Type the records out again in full, exactly.
::::
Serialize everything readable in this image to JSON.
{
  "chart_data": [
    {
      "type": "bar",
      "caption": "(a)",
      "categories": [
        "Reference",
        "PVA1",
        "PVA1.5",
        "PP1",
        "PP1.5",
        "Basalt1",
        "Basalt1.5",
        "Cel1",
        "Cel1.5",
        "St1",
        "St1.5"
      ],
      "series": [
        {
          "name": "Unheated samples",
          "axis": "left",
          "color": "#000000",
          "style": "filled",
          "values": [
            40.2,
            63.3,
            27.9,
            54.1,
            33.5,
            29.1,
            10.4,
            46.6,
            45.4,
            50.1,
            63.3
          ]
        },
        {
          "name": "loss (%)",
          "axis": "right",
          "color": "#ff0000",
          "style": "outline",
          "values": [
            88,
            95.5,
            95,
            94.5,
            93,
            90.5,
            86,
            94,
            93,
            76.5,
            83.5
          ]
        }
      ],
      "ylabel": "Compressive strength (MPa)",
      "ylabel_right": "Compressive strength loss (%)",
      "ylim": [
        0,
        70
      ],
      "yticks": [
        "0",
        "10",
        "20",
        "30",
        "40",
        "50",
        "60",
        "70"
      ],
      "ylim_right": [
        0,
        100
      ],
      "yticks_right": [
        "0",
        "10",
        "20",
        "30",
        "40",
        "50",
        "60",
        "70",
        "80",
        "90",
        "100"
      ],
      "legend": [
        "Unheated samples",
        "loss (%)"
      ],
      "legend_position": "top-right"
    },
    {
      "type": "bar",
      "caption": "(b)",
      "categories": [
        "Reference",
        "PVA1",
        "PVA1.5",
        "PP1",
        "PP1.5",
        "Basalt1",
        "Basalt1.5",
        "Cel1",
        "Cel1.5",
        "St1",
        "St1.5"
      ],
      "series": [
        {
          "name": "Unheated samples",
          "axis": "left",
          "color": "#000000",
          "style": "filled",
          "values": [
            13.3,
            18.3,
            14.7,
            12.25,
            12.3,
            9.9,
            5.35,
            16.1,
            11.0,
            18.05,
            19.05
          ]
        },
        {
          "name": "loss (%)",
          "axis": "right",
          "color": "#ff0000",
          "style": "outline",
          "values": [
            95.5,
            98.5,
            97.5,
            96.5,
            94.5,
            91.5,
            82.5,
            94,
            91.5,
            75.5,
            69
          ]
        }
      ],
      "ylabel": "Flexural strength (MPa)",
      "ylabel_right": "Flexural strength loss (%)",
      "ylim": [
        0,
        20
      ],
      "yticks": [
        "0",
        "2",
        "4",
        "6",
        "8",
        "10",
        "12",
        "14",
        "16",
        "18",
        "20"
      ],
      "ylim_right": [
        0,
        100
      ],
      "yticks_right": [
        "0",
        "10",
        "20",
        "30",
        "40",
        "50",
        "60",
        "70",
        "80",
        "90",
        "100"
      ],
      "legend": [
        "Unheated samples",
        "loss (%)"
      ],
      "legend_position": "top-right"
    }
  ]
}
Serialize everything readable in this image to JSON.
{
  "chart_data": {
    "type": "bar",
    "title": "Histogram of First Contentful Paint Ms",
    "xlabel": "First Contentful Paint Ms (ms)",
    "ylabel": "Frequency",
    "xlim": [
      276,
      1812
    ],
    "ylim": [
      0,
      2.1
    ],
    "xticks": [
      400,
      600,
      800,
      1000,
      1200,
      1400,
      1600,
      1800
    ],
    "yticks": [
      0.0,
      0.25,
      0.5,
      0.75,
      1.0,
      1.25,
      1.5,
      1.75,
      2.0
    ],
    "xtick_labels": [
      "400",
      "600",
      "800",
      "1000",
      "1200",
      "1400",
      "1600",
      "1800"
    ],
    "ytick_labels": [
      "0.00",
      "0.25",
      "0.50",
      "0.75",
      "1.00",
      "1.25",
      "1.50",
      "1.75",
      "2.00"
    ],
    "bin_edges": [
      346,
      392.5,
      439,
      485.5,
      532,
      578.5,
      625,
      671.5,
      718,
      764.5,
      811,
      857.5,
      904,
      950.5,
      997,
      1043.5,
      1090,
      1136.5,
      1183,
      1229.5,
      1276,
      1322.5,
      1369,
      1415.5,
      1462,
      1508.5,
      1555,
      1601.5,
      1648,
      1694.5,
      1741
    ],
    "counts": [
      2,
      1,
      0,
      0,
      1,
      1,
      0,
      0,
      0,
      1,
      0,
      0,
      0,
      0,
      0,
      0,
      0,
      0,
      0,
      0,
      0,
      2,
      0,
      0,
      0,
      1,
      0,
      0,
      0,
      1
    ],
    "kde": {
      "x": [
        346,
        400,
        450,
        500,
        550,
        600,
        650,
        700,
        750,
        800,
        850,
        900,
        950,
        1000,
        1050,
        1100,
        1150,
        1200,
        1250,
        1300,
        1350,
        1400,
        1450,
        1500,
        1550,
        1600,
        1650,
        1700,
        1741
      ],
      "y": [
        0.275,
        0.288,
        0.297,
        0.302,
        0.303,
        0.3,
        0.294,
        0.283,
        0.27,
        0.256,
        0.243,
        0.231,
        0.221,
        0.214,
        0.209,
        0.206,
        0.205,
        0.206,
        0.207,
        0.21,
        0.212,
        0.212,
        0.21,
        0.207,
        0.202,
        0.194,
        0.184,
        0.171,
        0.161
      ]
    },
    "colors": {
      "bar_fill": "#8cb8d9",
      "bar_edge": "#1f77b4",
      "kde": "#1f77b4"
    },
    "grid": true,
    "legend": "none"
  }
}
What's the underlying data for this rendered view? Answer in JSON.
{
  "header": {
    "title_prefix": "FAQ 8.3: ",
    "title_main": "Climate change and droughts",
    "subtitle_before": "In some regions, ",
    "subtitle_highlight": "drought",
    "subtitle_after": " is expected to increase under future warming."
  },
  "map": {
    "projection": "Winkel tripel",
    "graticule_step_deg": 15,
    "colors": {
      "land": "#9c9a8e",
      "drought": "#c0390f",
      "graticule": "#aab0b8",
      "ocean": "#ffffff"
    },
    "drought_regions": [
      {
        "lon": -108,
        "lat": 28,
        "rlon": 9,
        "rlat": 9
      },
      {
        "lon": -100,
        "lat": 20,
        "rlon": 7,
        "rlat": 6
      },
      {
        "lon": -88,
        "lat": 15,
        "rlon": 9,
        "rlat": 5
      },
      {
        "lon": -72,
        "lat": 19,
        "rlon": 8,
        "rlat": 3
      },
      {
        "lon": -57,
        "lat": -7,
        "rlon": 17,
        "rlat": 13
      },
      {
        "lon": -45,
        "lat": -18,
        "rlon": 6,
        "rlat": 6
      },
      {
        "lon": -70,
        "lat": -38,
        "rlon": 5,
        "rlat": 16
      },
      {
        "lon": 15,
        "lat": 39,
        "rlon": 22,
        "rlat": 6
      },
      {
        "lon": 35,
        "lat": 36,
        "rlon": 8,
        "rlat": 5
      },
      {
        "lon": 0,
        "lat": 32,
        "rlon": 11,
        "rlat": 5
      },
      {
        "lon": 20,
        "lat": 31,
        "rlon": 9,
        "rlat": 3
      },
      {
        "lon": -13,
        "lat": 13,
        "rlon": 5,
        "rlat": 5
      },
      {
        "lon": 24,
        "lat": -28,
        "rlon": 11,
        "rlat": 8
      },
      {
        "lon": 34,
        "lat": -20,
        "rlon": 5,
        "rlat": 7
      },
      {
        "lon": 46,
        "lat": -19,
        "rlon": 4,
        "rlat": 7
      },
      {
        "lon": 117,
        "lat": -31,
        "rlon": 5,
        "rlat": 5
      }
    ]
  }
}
::::
=== THE OUTPUT ===
Serialize everything readable in this image to JSON.
{
  "chart_data": [
    {
      "type": "bar",
      "caption": "(a)",
      "categories": [
        "Reference",
        "PVA1",
        "PVA1.5",
        "PP1",
        "PP1.5",
        "Basalt1",
        "Basalt1.5",
        "Cel1",
        "Cel1.5",
        "St1",
        "St1.5"
      ],
      "series": [
        {
          "name": "Unheated samples",
          "axis": "left",
          "color": "#000000",
          "style": "filled",
          "values": [
            40.2,
            63.3,
            27.9,
            54.1,
            33.5,
            29.1,
            10.4,
            46.6,
            45.4,
            50.1,
            63.3
          ]
        },
        {
          "name": "loss (%)",
          "axis": "right",
          "color": "#ff0000",
          "style": "outline",
          "values": [
            88,
            95.5,
            95,
            94.5,
            93,
            90.5,
            86,
            94,
            93,
            76.5,
            83.5
          ]
        }
      ],
      "ylabel": "Compressive strength (MPa)",
      "ylabel_right": "Compressive strength loss (%)",
      "ylim": [
        0,
        70
      ],
      "yticks": [
        "0",
        "10",
        "20",
        "30",
        "40",
        "50",
        "60",
        "70"
      ],
      "ylim_right": [
        0,
        100
      ],
      "yticks_right": [
        "0",
        "10",
        "20",
        "30",
        "40",
        "50",
        "60",
        "70",
        "80",
        "90",
        "100"
      ],
      "legend": [
        "Unheated samples",
        "loss (%)"
      ],
      "legend_position": "top-right"
    },
    {
      "type": "bar",
      "caption": "(b)",
      "categories": [
        "Reference",
        "PVA1",
        "PVA1.5",
        "PP1",
        "PP1.5",
        "Basalt1",
        "Basalt1.5",
        "Cel1",
        "Cel1.5",
        "St1",
        "St1.5"
      ],
      "series": [
        {
          "name": "Unheated samples",
          "axis": "left",
          "color": "#000000",
          "style": "filled",
          "values": [
            13.3,
            18.3,
            14.7,
            12.25,
            12.3,
            9.9,
            5.35,
            16.1,
            11.0,
            18.05,
            19.05
          ]
        },
        {
          "name": "loss (%)",
          "axis": "right",
          "color": "#ff0000",
          "style": "outline",
          "values": [
            95.5,
            98.5,
            97.5,
            96.5,
            94.5,
            91.5,
            82.5,
            94,
            91.5,
            75.5,
            69
          ]
        }
      ],
      "ylabel": "Flexural strength (MPa)",
      "ylabel_right": "Flexural strength loss (%)",
      "ylim": [
        0,
        20
      ],
      "yticks": [
        "0",
        "2",
        "4",
        "6",
        "8",
        "10",
        "12",
        "14",
        "16",
        "18",
        "20"
      ],
      "ylim_right": [
        0,
        100
      ],
      "yticks_right": [
        "0",
        "10",
        "20",
        "30",
        "40",
        "50",
        "60",
        "70",
        "80",
        "90",
        "100"
      ],
      "legend": [
        "Unheated samples",
        "loss (%)"
      ],
      "legend_position": "top-right"
    }
  ]
}
Serialize everything readable in this image to JSON.
{
  "chart_data": {
    "type": "bar",
    "title": "Histogram of First Contentful Paint Ms",
    "xlabel": "First Contentful Paint Ms (ms)",
    "ylabel": "Frequency",
    "xlim": [
      276,
      1812
    ],
    "ylim": [
      0,
      2.1
    ],
    "xticks": [
      400,
      600,
      800,
      1000,
      1200,
      1400,
      1600,
      1800
    ],
    "yticks": [
      0.0,
      0.25,
      0.5,
      0.75,
      1.0,
      1.25,
      1.5,
      1.75,
      2.0
    ],
    "xtick_labels": [
      "400",
      "600",
      "800",
      "1000",
      "1200",
      "1400",
      "1600",
      "1800"
    ],
    "ytick_labels": [
      "0.00",
      "0.25",
      "0.50",
      "0.75",
      "1.00",
      "1.25",
      "1.50",
      "1.75",
      "2.00"
    ],
    "bin_edges": [
      346,
      392.5,
      439,
      485.5,
      532,
      578.5,
      625,
      671.5,
      718,
      764.5,
      811,
      857.5,
      904,
      950.5,
      997,
      1043.5,
      1090,
      1136.5,
      1183,
      1229.5,
      1276,
      1322.5,
      1369,
      1415.5,
      1462,
      1508.5,
      1555,
      1601.5,
      1648,
      1694.5,
      1741
    ],
    "counts": [
      2,
      1,
      0,
      0,
      1,
      1,
      0,
      0,
      0,
      1,
      0,
      0,
      0,
      0,
      0,
      0,
      0,
      0,
      0,
      0,
      0,
      2,
      0,
      0,
      0,
      1,
      0,
      0,
      0,
      1
    ],
    "kde": {
      "x": [
        346,
        400,
        450,
        500,
        550,
        600,
        650,
        700,
        750,
        800,
        850,
        900,
        950,
        1000,
        1050,
        1100,
        1150,
        1200,
        1250,
        1300,
        1350,
        1400,
        1450,
        1500,
        1550,
        1600,
        1650,
        1700,
        1741
      ],
      "y": [
        0.275,
        0.288,
        0.297,
        0.302,
        0.303,
        0.3,
        0.294,
        0.283,
        0.27,
        0.256,
        0.243,
        0.231,
        0.221,
        0.214,
        0.209,
        0.206,
        0.205,
        0.206,
        0.207,
        0.21,
        0.212,
        0.212,
        0.21,
        0.207,
        0.202,
        0.194,
        0.184,
        0.171,
        0.161
      ]
    },
    "colors": {
      "bar_fill": "#8cb8d9",
      "bar_edge": "#1f77b4",
      "kde": "#1f77b4"
    },
    "grid": true,
    "legend": "none"
  }
}
What's the underlying data for this rendered view? Answer in JSON.
{
  "header": {
    "title_prefix": "FAQ 8.3: ",
    "title_main": "Climate change and droughts",
    "subtitle_before": "In some regions, ",
    "subtitle_highlight": "drought",
    "subtitle_after": " is expected to increase under future warming."
  },
  "map": {
    "projection": "Winkel tripel",
    "graticule_step_deg": 15,
    "colors": {
      "land": "#9c9a8e",
      "drought": "#c0390f",
      "graticule": "#aab0b8",
      "ocean": "#ffffff"
    },
    "drought_regions": [
      {
        "lon": -108,
        "lat": 28,
        "rlon": 9,
        "rlat": 9
      },
      {
        "lon": -100,
        "lat": 20,
        "rlon": 7,
        "rlat": 6
      },
      {
        "lon": -88,
        "lat": 15,
        "rlon": 9,
        "rlat": 5
      },
      {
        "lon": -72,
        "lat": 19,
        "rlon": 8,
        "rlat": 3
      },
      {
        "lon": -57,
        "lat": -7,
        "rlon": 17,
        "rlat": 13
      },
      {
        "lon": -45,
        "lat": -18,
        "rlon": 6,
        "rlat": 6
      },
      {
        "lon": -70,
        "lat": -38,
        "rlon": 5,
        "rlat": 16
      },
      {
        "lon": 15,
        "lat": 39,
        "rlon": 22,
        "rlat": 6
      },
      {
        "lon": 35,
        "lat": 36,
        "rlon": 8,
        "rlat": 5
      },
      {
        "lon": 0,
        "lat": 32,
        "rlon": 11,
        "rlat": 5
      },
      {
        "lon": 20,
        "lat": 31,
        "rlon": 9,
        "rlat": 3
      },
      {
        "lon": -13,
        "lat": 13,
        "rlon": 5,
        "rlat": 5
      },
      {
        "lon": 24,
        "lat": -28,
        "rlon": 11,
        "rlat": 8
      },
      {
        "lon": 34,
        "lat": -20,
        "rlon": 5,
        "rlat": 7
      },
      {
        "lon": 46,
        "lat": -19,
        "rlon": 4,
        "rlat": 7
      },
      {
        "lon": 117,
        "lat": -31,
        "rlon": 5,
        "rlat": 5
      }
    ]
  }
}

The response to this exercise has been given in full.